### [Given entries]
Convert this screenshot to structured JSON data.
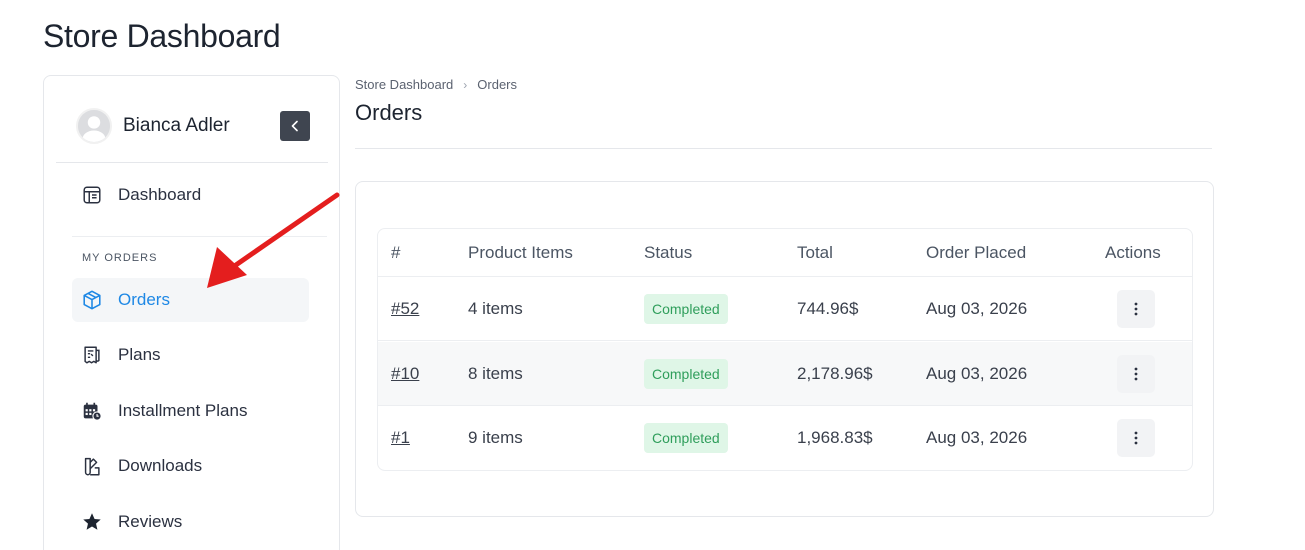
{
  "page": {
    "title": "Store Dashboard"
  },
  "sidebar": {
    "user_name": "Bianca Adler",
    "section_label": "MY ORDERS",
    "items": [
      {
        "label": "Dashboard",
        "icon": "dashboard-icon"
      },
      {
        "label": "Orders",
        "icon": "box-icon",
        "active": true
      },
      {
        "label": "Plans",
        "icon": "receipt-icon"
      },
      {
        "label": "Installment Plans",
        "icon": "calendar-icon"
      },
      {
        "label": "Downloads",
        "icon": "downloads-icon"
      },
      {
        "label": "Reviews",
        "icon": "star-icon"
      }
    ]
  },
  "breadcrumb": {
    "root": "Store Dashboard",
    "current": "Orders"
  },
  "main": {
    "title": "Orders"
  },
  "table": {
    "headers": [
      "#",
      "Product Items",
      "Status",
      "Total",
      "Order Placed",
      "Actions"
    ],
    "rows": [
      {
        "id": "#52",
        "items": "4 items",
        "status": "Completed",
        "total": "744.96$",
        "placed": "Aug 03, 2026"
      },
      {
        "id": "#10",
        "items": "8 items",
        "status": "Completed",
        "total": "2,178.96$",
        "placed": "Aug 03, 2026"
      },
      {
        "id": "#1",
        "items": "9 items",
        "status": "Completed",
        "total": "1,968.83$",
        "placed": "Aug 03, 2026"
      }
    ]
  },
  "colors": {
    "accent": "#1e88e5",
    "badge_bg": "#dff6e7",
    "badge_text": "#2f9e5b",
    "annotation_arrow": "#e41e1e"
  }
}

### [Stated task]
Produce an exact copy of each line of data, skipping embedded images.

### [Solution to this task]
Convert this screenshot to structured JSON data.
{
  "page": {
    "title": "Store Dashboard"
  },
  "sidebar": {
    "user_name": "Bianca Adler",
    "section_label": "MY ORDERS",
    "items": [
      {
        "label": "Dashboard",
        "icon": "dashboard-icon"
      },
      {
        "label": "Orders",
        "icon": "box-icon",
        "active": true
      },
      {
        "label": "Plans",
        "icon": "receipt-icon"
      },
      {
        "label": "Installment Plans",
        "icon": "calendar-icon"
      },
      {
        "label": "Downloads",
        "icon": "downloads-icon"
      },
      {
        "label": "Reviews",
        "icon": "star-icon"
      }
    ]
  },
  "breadcrumb": {
    "root": "Store Dashboard",
    "current": "Orders"
  },
  "main": {
    "title": "Orders"
  },
  "table": {
    "headers": [
      "#",
      "Product Items",
      "Status",
      "Total",
      "Order Placed",
      "Actions"
    ],
    "rows": [
      {
        "id": "#52",
        "items": "4 items",
        "status": "Completed",
        "total": "744.96$",
        "placed": "Aug 03, 2026"
      },
      {
        "id": "#10",
        "items": "8 items",
        "status": "Completed",
        "total": "2,178.96$",
        "placed": "Aug 03, 2026"
      },
      {
        "id": "#1",
        "items": "9 items",
        "status": "Completed",
        "total": "1,968.83$",
        "placed": "Aug 03, 2026"
      }
    ]
  },
  "colors": {
    "accent": "#1e88e5",
    "badge_bg": "#dff6e7",
    "badge_text": "#2f9e5b",
    "annotation_arrow": "#e41e1e"
  }
}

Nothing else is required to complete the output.